(What is being asked) Please count the lines in the records below that contain the string "Tous". Reply with the number alone.

(Records for the exercise)
— START —

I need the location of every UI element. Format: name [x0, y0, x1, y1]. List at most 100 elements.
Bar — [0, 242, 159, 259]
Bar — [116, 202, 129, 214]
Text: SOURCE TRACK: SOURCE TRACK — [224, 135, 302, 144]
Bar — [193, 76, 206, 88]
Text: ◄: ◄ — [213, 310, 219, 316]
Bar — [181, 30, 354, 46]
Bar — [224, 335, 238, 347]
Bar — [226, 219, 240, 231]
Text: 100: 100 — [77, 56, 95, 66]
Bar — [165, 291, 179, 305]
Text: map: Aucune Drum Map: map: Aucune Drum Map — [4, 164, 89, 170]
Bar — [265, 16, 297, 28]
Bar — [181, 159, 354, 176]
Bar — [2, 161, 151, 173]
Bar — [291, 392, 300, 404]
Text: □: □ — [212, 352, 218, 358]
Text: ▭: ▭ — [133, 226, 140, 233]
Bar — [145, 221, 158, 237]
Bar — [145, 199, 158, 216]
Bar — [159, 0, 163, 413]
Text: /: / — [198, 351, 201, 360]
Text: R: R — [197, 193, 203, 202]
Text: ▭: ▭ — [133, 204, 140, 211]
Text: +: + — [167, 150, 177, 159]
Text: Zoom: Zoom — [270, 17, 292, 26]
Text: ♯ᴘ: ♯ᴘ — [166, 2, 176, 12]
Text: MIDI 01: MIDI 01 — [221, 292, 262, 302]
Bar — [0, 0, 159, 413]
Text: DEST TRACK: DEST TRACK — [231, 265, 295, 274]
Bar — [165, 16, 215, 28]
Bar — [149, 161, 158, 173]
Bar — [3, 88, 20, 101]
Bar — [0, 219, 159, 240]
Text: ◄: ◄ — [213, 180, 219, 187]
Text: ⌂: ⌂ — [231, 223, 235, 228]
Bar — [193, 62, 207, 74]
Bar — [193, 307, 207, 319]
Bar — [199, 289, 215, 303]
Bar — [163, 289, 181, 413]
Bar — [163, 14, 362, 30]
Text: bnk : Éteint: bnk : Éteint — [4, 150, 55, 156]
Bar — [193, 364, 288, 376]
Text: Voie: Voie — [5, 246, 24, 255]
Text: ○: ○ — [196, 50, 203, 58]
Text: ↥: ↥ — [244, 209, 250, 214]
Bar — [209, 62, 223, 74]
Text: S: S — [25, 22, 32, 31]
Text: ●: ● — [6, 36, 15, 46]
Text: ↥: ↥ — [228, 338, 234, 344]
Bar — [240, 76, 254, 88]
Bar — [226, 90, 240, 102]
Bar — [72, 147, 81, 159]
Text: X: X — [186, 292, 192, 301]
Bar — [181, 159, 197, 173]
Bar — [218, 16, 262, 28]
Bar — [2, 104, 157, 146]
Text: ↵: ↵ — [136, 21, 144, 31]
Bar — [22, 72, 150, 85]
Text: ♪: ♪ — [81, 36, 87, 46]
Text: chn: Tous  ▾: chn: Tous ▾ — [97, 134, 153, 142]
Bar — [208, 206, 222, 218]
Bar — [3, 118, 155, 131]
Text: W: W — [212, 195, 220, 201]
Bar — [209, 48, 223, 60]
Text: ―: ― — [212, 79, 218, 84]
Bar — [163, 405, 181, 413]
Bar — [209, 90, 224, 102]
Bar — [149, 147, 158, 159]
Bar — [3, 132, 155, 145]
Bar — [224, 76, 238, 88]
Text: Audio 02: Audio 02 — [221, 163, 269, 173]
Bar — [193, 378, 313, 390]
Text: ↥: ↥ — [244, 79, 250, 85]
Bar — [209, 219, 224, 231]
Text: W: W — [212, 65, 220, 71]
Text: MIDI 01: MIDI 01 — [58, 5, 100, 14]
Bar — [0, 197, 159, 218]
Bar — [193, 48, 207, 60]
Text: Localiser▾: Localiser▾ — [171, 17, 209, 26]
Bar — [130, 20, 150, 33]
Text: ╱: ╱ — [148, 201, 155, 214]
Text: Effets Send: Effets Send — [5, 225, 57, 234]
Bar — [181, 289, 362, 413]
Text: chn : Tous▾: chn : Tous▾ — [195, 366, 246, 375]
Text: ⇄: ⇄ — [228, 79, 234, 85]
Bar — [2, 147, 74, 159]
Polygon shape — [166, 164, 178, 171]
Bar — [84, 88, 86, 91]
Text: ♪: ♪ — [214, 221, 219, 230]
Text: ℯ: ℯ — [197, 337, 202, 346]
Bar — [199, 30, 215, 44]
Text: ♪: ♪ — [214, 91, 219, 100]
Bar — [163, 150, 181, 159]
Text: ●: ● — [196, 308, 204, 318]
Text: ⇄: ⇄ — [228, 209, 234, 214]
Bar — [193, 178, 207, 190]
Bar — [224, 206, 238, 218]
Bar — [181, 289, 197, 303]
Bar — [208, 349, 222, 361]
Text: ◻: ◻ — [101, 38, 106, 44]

— END —

(Completed task) 2